*Written task*. Copy every line of the material below word for word.

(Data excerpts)

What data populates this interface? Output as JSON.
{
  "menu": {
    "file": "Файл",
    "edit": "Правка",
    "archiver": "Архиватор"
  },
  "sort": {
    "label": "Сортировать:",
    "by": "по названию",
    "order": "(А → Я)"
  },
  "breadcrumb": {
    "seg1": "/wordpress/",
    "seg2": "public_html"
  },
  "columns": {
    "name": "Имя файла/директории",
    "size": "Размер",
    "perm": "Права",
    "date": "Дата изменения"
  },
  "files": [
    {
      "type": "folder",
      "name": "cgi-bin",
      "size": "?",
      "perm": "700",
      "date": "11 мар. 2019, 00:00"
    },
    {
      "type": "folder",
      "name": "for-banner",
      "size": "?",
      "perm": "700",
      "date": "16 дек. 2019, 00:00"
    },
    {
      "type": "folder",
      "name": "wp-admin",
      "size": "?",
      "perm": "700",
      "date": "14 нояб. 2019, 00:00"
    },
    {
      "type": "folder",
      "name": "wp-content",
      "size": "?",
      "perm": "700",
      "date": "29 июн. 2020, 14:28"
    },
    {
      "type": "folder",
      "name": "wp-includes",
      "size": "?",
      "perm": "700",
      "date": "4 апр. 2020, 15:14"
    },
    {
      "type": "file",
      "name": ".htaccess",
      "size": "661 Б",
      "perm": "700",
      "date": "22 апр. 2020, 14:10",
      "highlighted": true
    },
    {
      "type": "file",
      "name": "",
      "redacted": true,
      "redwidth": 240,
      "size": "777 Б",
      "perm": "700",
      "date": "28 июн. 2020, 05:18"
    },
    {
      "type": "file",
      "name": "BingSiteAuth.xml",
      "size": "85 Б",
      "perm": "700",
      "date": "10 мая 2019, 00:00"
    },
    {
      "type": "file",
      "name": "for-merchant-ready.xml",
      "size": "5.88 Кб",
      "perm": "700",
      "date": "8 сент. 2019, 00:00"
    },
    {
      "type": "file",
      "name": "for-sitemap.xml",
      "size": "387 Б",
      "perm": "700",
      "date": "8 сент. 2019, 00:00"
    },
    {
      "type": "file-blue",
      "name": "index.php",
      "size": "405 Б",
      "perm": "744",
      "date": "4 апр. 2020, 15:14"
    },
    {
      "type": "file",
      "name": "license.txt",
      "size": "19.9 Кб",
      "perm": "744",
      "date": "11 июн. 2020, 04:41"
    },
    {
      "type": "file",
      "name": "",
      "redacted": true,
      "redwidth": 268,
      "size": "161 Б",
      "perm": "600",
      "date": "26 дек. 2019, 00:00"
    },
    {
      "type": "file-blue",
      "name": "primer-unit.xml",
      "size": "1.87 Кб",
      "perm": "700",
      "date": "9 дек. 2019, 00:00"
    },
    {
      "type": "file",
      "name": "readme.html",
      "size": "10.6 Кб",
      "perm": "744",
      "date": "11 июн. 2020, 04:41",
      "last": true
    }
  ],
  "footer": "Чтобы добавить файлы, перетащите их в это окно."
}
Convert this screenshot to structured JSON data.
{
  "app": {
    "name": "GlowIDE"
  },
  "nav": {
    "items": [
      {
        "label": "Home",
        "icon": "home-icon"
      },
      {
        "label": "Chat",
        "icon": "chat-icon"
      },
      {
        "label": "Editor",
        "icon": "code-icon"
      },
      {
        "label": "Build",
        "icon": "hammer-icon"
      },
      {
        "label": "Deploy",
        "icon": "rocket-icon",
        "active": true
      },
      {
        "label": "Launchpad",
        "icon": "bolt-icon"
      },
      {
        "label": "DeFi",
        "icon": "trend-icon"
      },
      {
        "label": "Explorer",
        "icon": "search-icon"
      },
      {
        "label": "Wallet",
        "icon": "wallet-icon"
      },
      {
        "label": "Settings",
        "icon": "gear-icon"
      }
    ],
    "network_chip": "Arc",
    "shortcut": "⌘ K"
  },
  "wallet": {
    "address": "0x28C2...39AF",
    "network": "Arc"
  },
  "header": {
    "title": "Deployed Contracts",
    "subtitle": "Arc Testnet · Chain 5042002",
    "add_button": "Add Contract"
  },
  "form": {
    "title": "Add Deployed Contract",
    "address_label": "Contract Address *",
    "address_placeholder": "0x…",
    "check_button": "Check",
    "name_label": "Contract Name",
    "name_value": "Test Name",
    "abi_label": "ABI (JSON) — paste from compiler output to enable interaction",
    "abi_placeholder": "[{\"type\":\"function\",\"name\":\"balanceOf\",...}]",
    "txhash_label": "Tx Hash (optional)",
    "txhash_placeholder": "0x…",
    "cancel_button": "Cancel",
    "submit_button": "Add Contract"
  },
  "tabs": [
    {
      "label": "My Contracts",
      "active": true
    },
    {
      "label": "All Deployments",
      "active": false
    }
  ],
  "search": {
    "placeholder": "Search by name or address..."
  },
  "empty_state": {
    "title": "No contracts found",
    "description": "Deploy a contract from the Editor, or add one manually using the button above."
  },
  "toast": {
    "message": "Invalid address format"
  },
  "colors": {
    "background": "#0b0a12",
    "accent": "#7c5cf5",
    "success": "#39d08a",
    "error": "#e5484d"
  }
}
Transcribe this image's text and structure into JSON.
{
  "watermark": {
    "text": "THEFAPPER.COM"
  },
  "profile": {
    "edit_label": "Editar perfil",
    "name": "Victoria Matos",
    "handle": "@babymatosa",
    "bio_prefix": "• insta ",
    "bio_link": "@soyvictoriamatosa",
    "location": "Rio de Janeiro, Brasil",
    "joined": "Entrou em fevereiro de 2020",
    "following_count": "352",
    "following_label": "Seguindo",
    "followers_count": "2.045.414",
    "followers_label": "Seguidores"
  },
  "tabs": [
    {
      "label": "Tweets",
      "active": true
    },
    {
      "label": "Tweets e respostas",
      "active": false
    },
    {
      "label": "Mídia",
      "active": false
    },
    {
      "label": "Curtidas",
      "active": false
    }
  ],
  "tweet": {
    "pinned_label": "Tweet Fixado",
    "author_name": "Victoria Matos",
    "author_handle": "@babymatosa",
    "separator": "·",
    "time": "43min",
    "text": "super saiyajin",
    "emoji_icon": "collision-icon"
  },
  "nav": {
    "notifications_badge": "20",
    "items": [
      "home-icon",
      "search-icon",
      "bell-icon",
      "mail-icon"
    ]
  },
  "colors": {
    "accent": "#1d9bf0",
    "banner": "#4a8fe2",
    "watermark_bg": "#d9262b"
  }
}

*Complete response*.
What data populates this interface? Output as JSON.
{
  "menu": {
    "file": "Файл",
    "edit": "Правка",
    "archiver": "Архиватор"
  },
  "sort": {
    "label": "Сортировать:",
    "by": "по названию",
    "order": "(А → Я)"
  },
  "breadcrumb": {
    "seg1": "/wordpress/",
    "seg2": "public_html"
  },
  "columns": {
    "name": "Имя файла/директории",
    "size": "Размер",
    "perm": "Права",
    "date": "Дата изменения"
  },
  "files": [
    {
      "type": "folder",
      "name": "cgi-bin",
      "size": "?",
      "perm": "700",
      "date": "11 мар. 2019, 00:00"
    },
    {
      "type": "folder",
      "name": "for-banner",
      "size": "?",
      "perm": "700",
      "date": "16 дек. 2019, 00:00"
    },
    {
      "type": "folder",
      "name": "wp-admin",
      "size": "?",
      "perm": "700",
      "date": "14 нояб. 2019, 00:00"
    },
    {
      "type": "folder",
      "name": "wp-content",
      "size": "?",
      "perm": "700",
      "date": "29 июн. 2020, 14:28"
    },
    {
      "type": "folder",
      "name": "wp-includes",
      "size": "?",
      "perm": "700",
      "date": "4 апр. 2020, 15:14"
    },
    {
      "type": "file",
      "name": ".htaccess",
      "size": "661 Б",
      "perm": "700",
      "date": "22 апр. 2020, 14:10",
      "highlighted": true
    },
    {
      "type": "file",
      "name": "",
      "redacted": true,
      "redwidth": 240,
      "size": "777 Б",
      "perm": "700",
      "date": "28 июн. 2020, 05:18"
    },
    {
      "type": "file",
      "name": "BingSiteAuth.xml",
      "size": "85 Б",
      "perm": "700",
      "date": "10 мая 2019, 00:00"
    },
    {
      "type": "file",
      "name": "for-merchant-ready.xml",
      "size": "5.88 Кб",
      "perm": "700",
      "date": "8 сент. 2019, 00:00"
    },
    {
      "type": "file",
      "name": "for-sitemap.xml",
      "size": "387 Б",
      "perm": "700",
      "date": "8 сент. 2019, 00:00"
    },
    {
      "type": "file-blue",
      "name": "index.php",
      "size": "405 Б",
      "perm": "744",
      "date": "4 апр. 2020, 15:14"
    },
    {
      "type": "file",
      "name": "license.txt",
      "size": "19.9 Кб",
      "perm": "744",
      "date": "11 июн. 2020, 04:41"
    },
    {
      "type": "file",
      "name": "",
      "redacted": true,
      "redwidth": 268,
      "size": "161 Б",
      "perm": "600",
      "date": "26 дек. 2019, 00:00"
    },
    {
      "type": "file-blue",
      "name": "primer-unit.xml",
      "size": "1.87 Кб",
      "perm": "700",
      "date": "9 дек. 2019, 00:00"
    },
    {
      "type": "file",
      "name": "readme.html",
      "size": "10.6 Кб",
      "perm": "744",
      "date": "11 июн. 2020, 04:41",
      "last": true
    }
  ],
  "footer": "Чтобы добавить файлы, перетащите их в это окно."
}
Convert this screenshot to structured JSON data.
{
  "app": {
    "name": "GlowIDE"
  },
  "nav": {
    "items": [
      {
        "label": "Home",
        "icon": "home-icon"
      },
      {
        "label": "Chat",
        "icon": "chat-icon"
      },
      {
        "label": "Editor",
        "icon": "code-icon"
      },
      {
        "label": "Build",
        "icon": "hammer-icon"
      },
      {
        "label": "Deploy",
        "icon": "rocket-icon",
        "active": true
      },
      {
        "label": "Launchpad",
        "icon": "bolt-icon"
      },
      {
        "label": "DeFi",
        "icon": "trend-icon"
      },
      {
        "label": "Explorer",
        "icon": "search-icon"
      },
      {
        "label": "Wallet",
        "icon": "wallet-icon"
      },
      {
        "label": "Settings",
        "icon": "gear-icon"
      }
    ],
    "network_chip": "Arc",
    "shortcut": "⌘ K"
  },
  "wallet": {
    "address": "0x28C2...39AF",
    "network": "Arc"
  },
  "header": {
    "title": "Deployed Contracts",
    "subtitle": "Arc Testnet · Chain 5042002",
    "add_button": "Add Contract"
  },
  "form": {
    "title": "Add Deployed Contract",
    "address_label": "Contract Address *",
    "address_placeholder": "0x…",
    "check_button": "Check",
    "name_label": "Contract Name",
    "name_value": "Test Name",
    "abi_label": "ABI (JSON) — paste from compiler output to enable interaction",
    "abi_placeholder": "[{\"type\":\"function\",\"name\":\"balanceOf\",...}]",
    "txhash_label": "Tx Hash (optional)",
    "txhash_placeholder": "0x…",
    "cancel_button": "Cancel",
    "submit_button": "Add Contract"
  },
  "tabs": [
    {
      "label": "My Contracts",
      "active": true
    },
    {
      "label": "All Deployments",
      "active": false
    }
  ],
  "search": {
    "placeholder": "Search by name or address..."
  },
  "empty_state": {
    "title": "No contracts found",
    "description": "Deploy a contract from the Editor, or add one manually using the button above."
  },
  "toast": {
    "message": "Invalid address format"
  },
  "colors": {
    "background": "#0b0a12",
    "accent": "#7c5cf5",
    "success": "#39d08a",
    "error": "#e5484d"
  }
}
Transcribe this image's text and structure into JSON.
{
  "watermark": {
    "text": "THEFAPPER.COM"
  },
  "profile": {
    "edit_label": "Editar perfil",
    "name": "Victoria Matos",
    "handle": "@babymatosa",
    "bio_prefix": "• insta ",
    "bio_link": "@soyvictoriamatosa",
    "location": "Rio de Janeiro, Brasil",
    "joined": "Entrou em fevereiro de 2020",
    "following_count": "352",
    "following_label": "Seguindo",
    "followers_count": "2.045.414",
    "followers_label": "Seguidores"
  },
  "tabs": [
    {
      "label": "Tweets",
      "active": true
    },
    {
      "label": "Tweets e respostas",
      "active": false
    },
    {
      "label": "Mídia",
      "active": false
    },
    {
      "label": "Curtidas",
      "active": false
    }
  ],
  "tweet": {
    "pinned_label": "Tweet Fixado",
    "author_name": "Victoria Matos",
    "author_handle": "@babymatosa",
    "separator": "·",
    "time": "43min",
    "text": "super saiyajin",
    "emoji_icon": "collision-icon"
  },
  "nav": {
    "notifications_badge": "20",
    "items": [
      "home-icon",
      "search-icon",
      "bell-icon",
      "mail-icon"
    ]
  },
  "colors": {
    "accent": "#1d9bf0",
    "banner": "#4a8fe2",
    "watermark_bg": "#d9262b"
  }
}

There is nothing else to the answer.